- Stated exercise -
With the pictures left out, copy the listing below exactly.

## START

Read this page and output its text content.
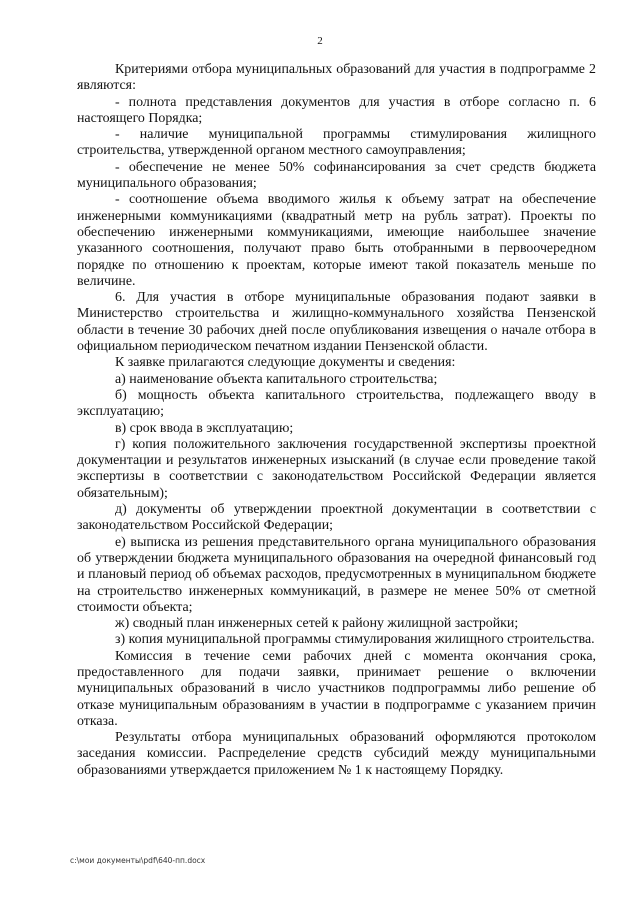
2

Критериями отбора муниципальных образований для участия в подпрограмме 2 являются:

- полнота представления документов для участия в отборе согласно п. 6 настоящего Порядка;

- наличие муниципальной программы стимулирования жилищного строительства, утвержденной органом местного самоуправления;

- обеспечение не менее 50% софинансирования за счет средств бюджета муниципального образования;

- соотношение объема вводимого жилья к объему затрат на обеспечение инженерными коммуникациями (квадратный метр на рубль затрат). Проекты по обеспечению инженерными коммуникациями, имеющие наибольшее значение указанного соотношения, получают право быть отобранными в первоочередном порядке по отношению к проектам, которые имеют такой показатель меньше по величине.

6. Для участия в отборе муниципальные образования подают заявки в Министерство строительства и жилищно-коммунального хозяйства Пензенской области в течение 30 рабочих дней после опубликования извещения о начале отбора в официальном периодическом печатном издании Пензенской области.

К заявке прилагаются следующие документы и сведения:

а) наименование объекта капитального строительства;

б) мощность объекта капитального строительства, подлежащего вводу в эксплуатацию;

в) срок ввода в эксплуатацию;

г) копия положительного заключения государственной экспертизы проектной документации и результатов инженерных изысканий (в случае если проведение такой экспертизы в соответствии с законодательством Российской Федерации является обязательным);

д) документы об утверждении проектной документации в соответствии с законодательством Российской Федерации;

е) выписка из решения представительного органа муниципального образования об утверждении бюджета муниципального образования на очередной финансовый год и плановый период об объемах расходов, предусмотренных в муниципальном бюджете на строительство инженерных коммуникаций, в размере не менее 50% от сметной стоимости объекта;

ж) сводный план инженерных сетей к району жилищной застройки;

з) копия муниципальной программы стимулирования жилищного строительства.

Комиссия в течение семи рабочих дней с момента окончания срока, предоставленного для подачи заявки, принимает решение о включении муниципальных образований в число участников подпрограммы либо решение об отказе муниципальным образованиям в участии в подпрограмме с указанием причин отказа.

Результаты отбора муниципальных образований оформляются протоколом заседания комиссии. Распределение средств субсидий между муниципальными образованиями утверждается приложением № 1 к настоящему Порядку.

c:\мои документы\pdf\640-пп.docx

## END

- Worked solution -
Read this page and output its text content.
2

Критериями отбора муниципальных образований для участия в подпрограмме 2 являются:

- полнота представления документов для участия в отборе согласно п. 6 настоящего Порядка;

- наличие муниципальной программы стимулирования жилищного строительства, утвержденной органом местного самоуправления;

- обеспечение не менее 50% софинансирования за счет средств бюджета муниципального образования;

- соотношение объема вводимого жилья к объему затрат на обеспечение инженерными коммуникациями (квадратный метр на рубль затрат). Проекты по обеспечению инженерными коммуникациями, имеющие наибольшее значение указанного соотношения, получают право быть отобранными в первоочередном порядке по отношению к проектам, которые имеют такой показатель меньше по величине.

6. Для участия в отборе муниципальные образования подают заявки в Министерство строительства и жилищно-коммунального хозяйства Пензенской области в течение 30 рабочих дней после опубликования извещения о начале отбора в официальном периодическом печатном издании Пензенской области.

К заявке прилагаются следующие документы и сведения:

а) наименование объекта капитального строительства;

б) мощность объекта капитального строительства, подлежащего вводу в эксплуатацию;

в) срок ввода в эксплуатацию;

г) копия положительного заключения государственной экспертизы проектной документации и результатов инженерных изысканий (в случае если проведение такой экспертизы в соответствии с законодательством Российской Федерации является обязательным);

д) документы об утверждении проектной документации в соответствии с законодательством Российской Федерации;

е) выписка из решения представительного органа муниципального образования об утверждении бюджета муниципального образования на очередной финансовый год и плановый период об объемах расходов, предусмотренных в муниципальном бюджете на строительство инженерных коммуникаций, в размере не менее 50% от сметной стоимости объекта;

ж) сводный план инженерных сетей к району жилищной застройки;

з) копия муниципальной программы стимулирования жилищного строительства.

Комиссия в течение семи рабочих дней с момента окончания срока, предоставленного для подачи заявки, принимает решение о включении муниципальных образований в число участников подпрограммы либо решение об отказе муниципальным образованиям в участии в подпрограмме с указанием причин отказа.

Результаты отбора муниципальных образований оформляются протоколом заседания комиссии. Распределение средств субсидий между муниципальными образованиями утверждается приложением № 1 к настоящему Порядку.

c:\мои документы\pdf\640-пп.docx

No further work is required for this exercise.